● **Task directions**
Select all lines holding the word "起止年月" from the entries that follow.

--- START ---

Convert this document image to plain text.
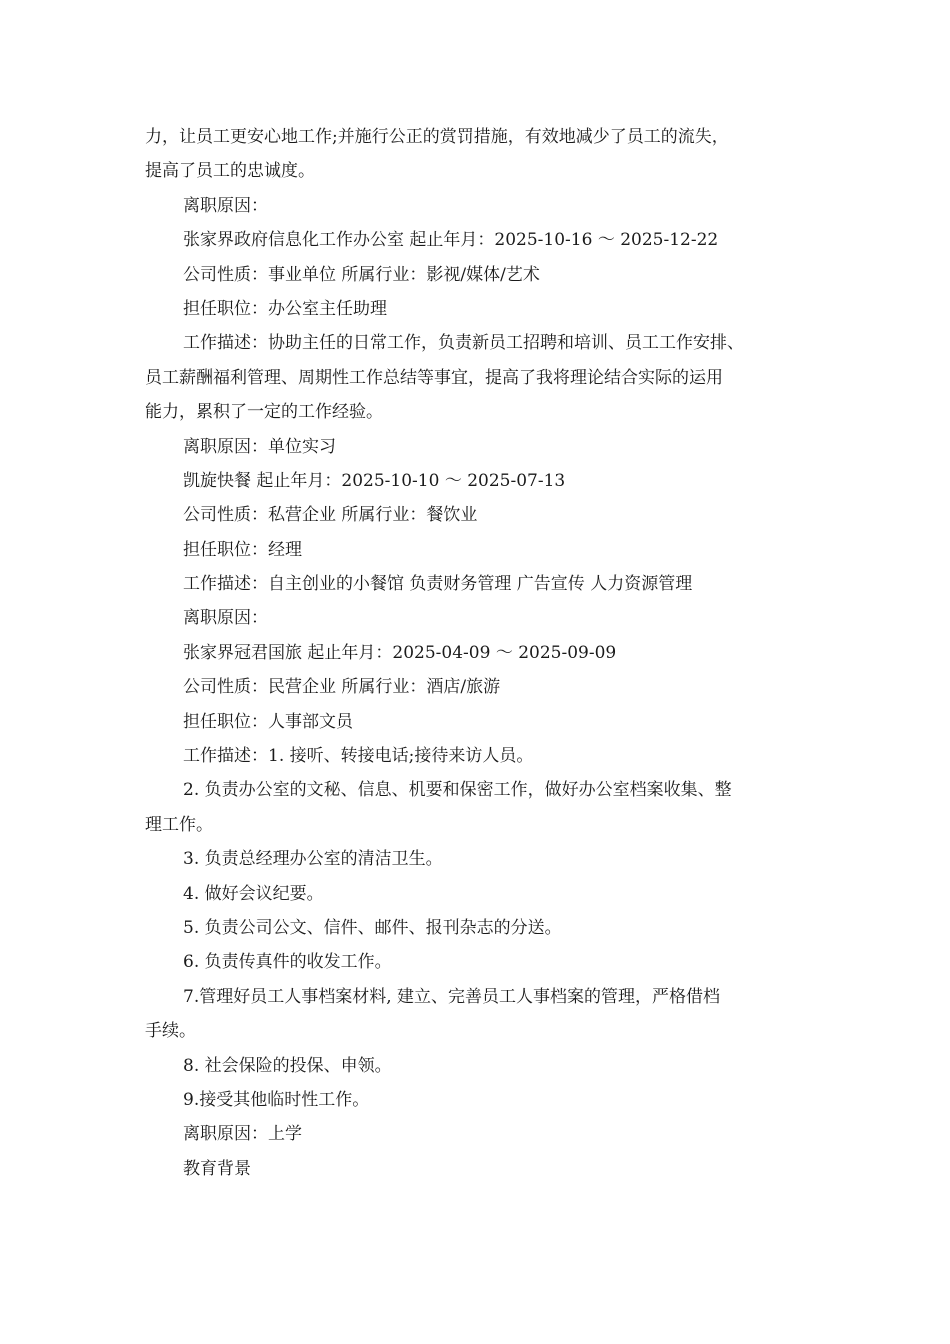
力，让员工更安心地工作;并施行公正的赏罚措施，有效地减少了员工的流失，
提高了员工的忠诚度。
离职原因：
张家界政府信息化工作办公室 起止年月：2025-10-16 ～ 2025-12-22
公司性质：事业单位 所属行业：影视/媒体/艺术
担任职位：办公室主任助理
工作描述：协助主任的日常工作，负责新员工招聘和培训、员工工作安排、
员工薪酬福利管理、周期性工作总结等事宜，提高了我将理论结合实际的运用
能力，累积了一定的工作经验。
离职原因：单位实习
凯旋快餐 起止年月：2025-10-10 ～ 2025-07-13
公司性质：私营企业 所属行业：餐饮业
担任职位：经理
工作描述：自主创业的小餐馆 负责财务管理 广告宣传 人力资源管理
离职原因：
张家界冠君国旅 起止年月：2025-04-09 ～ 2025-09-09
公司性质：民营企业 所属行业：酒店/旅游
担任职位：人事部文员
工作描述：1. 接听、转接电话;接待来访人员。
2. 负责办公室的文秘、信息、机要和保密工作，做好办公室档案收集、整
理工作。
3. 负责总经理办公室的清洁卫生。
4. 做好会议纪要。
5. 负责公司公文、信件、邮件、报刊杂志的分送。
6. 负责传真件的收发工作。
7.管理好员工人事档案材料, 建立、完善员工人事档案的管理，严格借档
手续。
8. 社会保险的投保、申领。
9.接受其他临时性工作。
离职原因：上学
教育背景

--- END ---

● **Answer for this exercise**
张家界政府信息化工作办公室 起止年月：2025-10-16 ～ 2025-12-22
凯旋快餐 起止年月：2025-10-10 ～ 2025-07-13
张家界冠君国旅 起止年月：2025-04-09 ～ 2025-09-09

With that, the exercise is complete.